SHORT TASK: Using the listing below, report all lines holding the word "шестой".

Items from a data source:
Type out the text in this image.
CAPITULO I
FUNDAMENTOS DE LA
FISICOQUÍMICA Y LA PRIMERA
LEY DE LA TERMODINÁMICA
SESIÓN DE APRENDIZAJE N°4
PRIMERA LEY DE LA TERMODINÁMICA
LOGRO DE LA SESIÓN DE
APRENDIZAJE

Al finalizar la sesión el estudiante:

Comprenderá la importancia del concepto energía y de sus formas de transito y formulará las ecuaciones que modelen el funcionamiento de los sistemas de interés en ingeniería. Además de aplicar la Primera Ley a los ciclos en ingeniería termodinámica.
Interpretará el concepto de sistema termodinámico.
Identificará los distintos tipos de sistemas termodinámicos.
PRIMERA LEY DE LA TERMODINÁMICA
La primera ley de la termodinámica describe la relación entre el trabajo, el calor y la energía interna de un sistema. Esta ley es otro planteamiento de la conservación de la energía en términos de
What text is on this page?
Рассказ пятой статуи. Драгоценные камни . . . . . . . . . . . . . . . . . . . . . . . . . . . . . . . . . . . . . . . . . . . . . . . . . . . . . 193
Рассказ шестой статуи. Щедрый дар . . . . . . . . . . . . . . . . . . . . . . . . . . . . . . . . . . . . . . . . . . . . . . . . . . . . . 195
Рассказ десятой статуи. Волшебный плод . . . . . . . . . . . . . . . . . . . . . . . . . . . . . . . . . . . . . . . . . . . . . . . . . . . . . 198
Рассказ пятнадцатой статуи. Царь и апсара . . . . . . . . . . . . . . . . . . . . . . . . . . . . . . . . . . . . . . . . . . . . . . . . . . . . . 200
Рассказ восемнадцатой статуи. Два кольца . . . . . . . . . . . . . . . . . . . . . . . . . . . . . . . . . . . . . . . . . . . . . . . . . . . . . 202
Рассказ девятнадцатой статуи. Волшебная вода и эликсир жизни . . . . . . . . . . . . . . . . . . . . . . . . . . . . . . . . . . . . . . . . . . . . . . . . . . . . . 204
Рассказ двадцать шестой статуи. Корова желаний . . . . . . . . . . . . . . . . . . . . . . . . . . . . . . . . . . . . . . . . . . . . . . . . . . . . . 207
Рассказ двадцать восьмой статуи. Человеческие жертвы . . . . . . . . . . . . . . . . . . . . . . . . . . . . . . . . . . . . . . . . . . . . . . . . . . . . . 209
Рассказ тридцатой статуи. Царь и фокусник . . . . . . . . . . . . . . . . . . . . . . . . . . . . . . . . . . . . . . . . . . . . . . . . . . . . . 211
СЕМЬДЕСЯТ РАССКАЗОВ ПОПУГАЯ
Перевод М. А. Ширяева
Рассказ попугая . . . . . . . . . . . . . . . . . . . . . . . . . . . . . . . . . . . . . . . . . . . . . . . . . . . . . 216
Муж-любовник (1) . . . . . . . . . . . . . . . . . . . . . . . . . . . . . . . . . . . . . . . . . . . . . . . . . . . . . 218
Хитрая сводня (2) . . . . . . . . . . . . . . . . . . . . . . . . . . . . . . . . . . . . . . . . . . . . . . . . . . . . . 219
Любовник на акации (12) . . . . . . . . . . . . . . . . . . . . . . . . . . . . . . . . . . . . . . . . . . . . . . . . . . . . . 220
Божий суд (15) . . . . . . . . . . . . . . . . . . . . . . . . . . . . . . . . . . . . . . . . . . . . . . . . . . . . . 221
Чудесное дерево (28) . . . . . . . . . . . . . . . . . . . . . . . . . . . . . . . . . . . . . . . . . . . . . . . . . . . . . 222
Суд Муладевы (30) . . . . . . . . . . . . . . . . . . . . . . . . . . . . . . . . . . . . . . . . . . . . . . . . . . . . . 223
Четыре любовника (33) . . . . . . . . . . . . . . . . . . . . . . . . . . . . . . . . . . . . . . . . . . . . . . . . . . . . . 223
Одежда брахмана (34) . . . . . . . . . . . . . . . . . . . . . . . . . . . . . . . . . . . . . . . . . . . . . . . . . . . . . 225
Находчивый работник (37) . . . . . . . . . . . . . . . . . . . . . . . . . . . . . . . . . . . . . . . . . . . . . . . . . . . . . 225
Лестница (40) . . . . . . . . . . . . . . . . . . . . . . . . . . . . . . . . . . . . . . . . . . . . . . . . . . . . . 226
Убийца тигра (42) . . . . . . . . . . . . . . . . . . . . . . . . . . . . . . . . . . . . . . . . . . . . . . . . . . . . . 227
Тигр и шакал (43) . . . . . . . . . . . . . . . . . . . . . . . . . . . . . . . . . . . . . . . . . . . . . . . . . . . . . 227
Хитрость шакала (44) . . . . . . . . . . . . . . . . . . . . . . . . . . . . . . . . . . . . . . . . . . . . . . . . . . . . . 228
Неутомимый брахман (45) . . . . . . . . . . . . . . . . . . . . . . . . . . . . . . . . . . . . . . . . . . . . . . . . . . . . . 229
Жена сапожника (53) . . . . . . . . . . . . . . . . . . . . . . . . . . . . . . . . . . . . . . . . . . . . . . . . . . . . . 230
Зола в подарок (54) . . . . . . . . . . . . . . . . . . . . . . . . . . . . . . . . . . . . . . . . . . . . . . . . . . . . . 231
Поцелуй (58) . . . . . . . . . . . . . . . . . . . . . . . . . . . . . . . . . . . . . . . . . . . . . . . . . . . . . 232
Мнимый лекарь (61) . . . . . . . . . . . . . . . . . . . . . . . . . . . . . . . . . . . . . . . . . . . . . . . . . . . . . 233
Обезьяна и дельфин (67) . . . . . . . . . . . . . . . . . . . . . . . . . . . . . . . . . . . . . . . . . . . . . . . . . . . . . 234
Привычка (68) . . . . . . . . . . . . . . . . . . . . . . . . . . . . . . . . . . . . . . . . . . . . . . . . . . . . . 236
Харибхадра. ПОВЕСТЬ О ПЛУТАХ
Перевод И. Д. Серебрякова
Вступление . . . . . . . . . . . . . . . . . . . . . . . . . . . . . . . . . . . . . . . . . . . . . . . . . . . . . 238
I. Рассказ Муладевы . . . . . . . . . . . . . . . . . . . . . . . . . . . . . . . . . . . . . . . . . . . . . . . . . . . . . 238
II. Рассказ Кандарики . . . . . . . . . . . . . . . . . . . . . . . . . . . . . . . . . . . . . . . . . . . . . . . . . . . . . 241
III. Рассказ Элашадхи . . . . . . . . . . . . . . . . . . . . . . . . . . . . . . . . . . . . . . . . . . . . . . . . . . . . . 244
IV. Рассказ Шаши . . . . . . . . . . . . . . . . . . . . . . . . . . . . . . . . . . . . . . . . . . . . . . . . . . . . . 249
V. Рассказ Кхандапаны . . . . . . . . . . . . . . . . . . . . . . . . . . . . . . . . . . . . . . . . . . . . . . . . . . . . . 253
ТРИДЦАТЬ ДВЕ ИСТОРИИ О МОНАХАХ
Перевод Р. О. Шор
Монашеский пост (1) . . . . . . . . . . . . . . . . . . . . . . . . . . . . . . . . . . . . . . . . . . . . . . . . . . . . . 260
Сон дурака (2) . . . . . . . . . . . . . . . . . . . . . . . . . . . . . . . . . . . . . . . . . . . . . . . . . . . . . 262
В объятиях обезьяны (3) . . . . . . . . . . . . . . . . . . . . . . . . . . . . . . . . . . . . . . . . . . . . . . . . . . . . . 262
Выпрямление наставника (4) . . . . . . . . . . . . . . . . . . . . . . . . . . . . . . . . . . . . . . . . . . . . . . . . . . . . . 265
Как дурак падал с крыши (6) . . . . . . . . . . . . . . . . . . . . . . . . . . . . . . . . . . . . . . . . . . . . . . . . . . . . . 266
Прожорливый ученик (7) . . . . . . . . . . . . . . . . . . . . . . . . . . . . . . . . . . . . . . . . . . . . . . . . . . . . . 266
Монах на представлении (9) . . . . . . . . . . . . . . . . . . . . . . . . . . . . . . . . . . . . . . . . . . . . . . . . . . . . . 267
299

THE SOLUTION:
Рассказ шестой статуи. Щедрый дар . . . . . . . . . . . . . . . . . . . . . . . . . . . . . . . . . . . . . . . . . . . . . . . . . . . . . 195
Рассказ двадцать шестой статуи. Корова желаний . . . . . . . . . . . . . . . . . . . . . . . . . . . . . . . . . . . . . . . . . . . . . . . . . . . . . 207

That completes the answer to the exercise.